Figure collection entries:

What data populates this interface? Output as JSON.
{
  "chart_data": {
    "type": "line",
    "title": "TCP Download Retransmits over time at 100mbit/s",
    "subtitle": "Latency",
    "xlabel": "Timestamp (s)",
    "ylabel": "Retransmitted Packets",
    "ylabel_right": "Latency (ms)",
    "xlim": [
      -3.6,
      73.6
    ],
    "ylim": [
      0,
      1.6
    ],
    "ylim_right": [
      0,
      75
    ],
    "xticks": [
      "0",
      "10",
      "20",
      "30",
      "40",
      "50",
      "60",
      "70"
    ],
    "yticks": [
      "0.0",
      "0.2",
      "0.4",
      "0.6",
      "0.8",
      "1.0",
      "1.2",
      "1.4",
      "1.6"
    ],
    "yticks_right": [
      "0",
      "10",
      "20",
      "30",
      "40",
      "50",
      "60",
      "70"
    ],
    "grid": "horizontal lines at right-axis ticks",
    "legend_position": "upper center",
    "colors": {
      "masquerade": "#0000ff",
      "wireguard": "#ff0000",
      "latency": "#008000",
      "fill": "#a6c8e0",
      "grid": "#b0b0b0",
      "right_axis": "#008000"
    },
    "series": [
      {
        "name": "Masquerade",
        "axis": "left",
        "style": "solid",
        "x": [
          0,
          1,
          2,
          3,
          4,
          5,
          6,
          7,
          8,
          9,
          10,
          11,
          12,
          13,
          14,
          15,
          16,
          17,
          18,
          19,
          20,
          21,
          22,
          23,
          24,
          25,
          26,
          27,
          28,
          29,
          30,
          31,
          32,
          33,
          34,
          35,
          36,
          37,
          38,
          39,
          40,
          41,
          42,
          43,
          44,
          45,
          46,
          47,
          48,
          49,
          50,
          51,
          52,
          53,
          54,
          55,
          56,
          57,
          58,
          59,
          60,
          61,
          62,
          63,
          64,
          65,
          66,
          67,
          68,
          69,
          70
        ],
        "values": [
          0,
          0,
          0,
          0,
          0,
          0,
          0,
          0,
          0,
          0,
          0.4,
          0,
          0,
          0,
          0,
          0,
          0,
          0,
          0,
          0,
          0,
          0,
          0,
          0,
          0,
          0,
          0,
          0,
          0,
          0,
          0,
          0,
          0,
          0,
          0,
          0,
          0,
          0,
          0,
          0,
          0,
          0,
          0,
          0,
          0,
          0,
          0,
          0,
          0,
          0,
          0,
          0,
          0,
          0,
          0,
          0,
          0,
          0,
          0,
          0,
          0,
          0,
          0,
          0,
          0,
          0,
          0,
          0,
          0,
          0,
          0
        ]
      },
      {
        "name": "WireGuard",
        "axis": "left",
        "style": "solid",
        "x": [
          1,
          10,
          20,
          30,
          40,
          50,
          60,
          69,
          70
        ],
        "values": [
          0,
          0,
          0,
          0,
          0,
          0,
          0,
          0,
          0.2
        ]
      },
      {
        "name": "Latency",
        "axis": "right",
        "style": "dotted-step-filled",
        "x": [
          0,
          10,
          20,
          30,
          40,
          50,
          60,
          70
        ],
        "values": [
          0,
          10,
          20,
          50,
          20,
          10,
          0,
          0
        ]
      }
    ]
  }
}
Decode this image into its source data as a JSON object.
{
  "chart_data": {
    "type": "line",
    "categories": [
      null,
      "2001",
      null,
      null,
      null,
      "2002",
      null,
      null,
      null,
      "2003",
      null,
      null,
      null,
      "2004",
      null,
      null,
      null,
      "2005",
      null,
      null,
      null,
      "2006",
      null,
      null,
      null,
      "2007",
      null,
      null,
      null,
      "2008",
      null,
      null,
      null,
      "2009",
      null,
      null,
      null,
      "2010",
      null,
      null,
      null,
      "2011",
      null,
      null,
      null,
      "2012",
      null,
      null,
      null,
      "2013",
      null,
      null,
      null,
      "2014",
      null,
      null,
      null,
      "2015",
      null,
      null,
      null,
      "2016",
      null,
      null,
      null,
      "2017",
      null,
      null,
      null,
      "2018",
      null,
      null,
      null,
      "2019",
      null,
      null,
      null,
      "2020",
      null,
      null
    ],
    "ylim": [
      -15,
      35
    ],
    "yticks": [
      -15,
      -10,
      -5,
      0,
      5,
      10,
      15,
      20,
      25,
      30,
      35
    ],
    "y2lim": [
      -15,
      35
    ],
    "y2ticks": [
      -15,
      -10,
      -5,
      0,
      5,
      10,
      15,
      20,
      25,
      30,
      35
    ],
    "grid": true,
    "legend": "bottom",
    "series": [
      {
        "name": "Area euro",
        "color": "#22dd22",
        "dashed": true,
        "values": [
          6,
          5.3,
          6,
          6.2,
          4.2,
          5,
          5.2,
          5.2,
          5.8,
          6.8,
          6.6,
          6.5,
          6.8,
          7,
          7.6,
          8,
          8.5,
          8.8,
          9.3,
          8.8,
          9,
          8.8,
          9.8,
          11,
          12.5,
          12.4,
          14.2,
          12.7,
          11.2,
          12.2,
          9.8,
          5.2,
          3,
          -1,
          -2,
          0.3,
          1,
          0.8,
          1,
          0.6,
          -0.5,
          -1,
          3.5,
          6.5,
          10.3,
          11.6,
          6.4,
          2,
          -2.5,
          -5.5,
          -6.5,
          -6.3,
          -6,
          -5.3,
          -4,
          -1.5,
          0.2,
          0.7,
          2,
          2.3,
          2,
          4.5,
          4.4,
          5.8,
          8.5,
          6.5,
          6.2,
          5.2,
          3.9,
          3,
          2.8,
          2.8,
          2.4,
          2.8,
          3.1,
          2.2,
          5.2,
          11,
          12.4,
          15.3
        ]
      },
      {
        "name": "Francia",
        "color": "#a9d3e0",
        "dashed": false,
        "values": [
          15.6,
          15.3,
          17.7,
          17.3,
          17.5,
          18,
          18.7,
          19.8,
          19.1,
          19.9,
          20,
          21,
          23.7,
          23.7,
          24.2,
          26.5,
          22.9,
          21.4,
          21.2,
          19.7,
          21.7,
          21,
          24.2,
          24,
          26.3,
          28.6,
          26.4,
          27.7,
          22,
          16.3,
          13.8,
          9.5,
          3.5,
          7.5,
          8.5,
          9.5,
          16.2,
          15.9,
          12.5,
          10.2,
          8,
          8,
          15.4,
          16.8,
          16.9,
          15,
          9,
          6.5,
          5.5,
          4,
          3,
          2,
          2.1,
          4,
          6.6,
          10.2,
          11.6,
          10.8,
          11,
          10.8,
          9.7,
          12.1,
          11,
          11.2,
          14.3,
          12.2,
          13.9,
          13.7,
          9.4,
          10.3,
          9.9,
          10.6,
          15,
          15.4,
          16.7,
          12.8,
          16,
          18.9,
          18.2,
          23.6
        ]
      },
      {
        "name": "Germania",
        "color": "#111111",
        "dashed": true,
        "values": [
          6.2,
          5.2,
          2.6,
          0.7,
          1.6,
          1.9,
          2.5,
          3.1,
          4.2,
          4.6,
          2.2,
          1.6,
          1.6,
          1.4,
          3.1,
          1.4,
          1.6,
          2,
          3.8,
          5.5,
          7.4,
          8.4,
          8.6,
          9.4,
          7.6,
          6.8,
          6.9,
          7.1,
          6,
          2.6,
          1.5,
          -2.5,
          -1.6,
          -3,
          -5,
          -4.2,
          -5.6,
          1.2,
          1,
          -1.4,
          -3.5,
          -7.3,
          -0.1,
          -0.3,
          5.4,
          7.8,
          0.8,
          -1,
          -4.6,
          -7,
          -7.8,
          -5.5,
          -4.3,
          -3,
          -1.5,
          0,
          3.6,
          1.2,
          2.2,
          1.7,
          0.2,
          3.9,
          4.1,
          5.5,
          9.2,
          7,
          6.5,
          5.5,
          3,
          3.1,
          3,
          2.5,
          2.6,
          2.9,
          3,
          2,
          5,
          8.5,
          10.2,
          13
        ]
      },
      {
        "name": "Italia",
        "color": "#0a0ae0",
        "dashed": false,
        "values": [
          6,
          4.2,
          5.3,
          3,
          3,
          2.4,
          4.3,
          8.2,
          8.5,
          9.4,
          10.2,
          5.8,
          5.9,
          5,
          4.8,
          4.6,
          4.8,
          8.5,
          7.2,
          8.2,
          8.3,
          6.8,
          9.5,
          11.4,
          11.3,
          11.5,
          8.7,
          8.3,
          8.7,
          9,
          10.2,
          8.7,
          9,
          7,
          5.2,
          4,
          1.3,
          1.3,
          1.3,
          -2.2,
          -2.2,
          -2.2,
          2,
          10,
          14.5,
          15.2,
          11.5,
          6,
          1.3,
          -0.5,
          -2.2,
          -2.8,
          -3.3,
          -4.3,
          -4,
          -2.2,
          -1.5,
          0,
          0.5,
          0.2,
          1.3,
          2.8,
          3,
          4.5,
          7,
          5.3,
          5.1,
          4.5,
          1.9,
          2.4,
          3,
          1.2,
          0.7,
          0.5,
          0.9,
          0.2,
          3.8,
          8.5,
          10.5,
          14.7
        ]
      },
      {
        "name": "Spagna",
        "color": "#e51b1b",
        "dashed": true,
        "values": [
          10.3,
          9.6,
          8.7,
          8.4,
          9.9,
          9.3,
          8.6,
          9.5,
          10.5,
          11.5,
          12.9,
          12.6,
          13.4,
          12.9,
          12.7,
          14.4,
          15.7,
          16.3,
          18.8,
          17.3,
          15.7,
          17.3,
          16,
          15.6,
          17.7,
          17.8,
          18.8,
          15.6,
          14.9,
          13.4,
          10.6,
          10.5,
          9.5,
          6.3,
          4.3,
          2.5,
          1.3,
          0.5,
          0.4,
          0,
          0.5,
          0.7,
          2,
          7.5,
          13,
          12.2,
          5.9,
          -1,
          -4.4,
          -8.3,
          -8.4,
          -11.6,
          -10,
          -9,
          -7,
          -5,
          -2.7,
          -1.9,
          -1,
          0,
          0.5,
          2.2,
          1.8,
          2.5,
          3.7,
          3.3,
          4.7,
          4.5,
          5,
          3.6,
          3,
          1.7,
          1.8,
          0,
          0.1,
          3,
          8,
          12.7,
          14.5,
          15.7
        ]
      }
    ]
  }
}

## PROBLEM TO WORK ON
Copy each line of the listing that includes "grid".

## EXERCISE OUTPUT
    "grid": "horizontal lines at right-axis ticks",
      "grid": "#b0b0b0",
    "grid": true,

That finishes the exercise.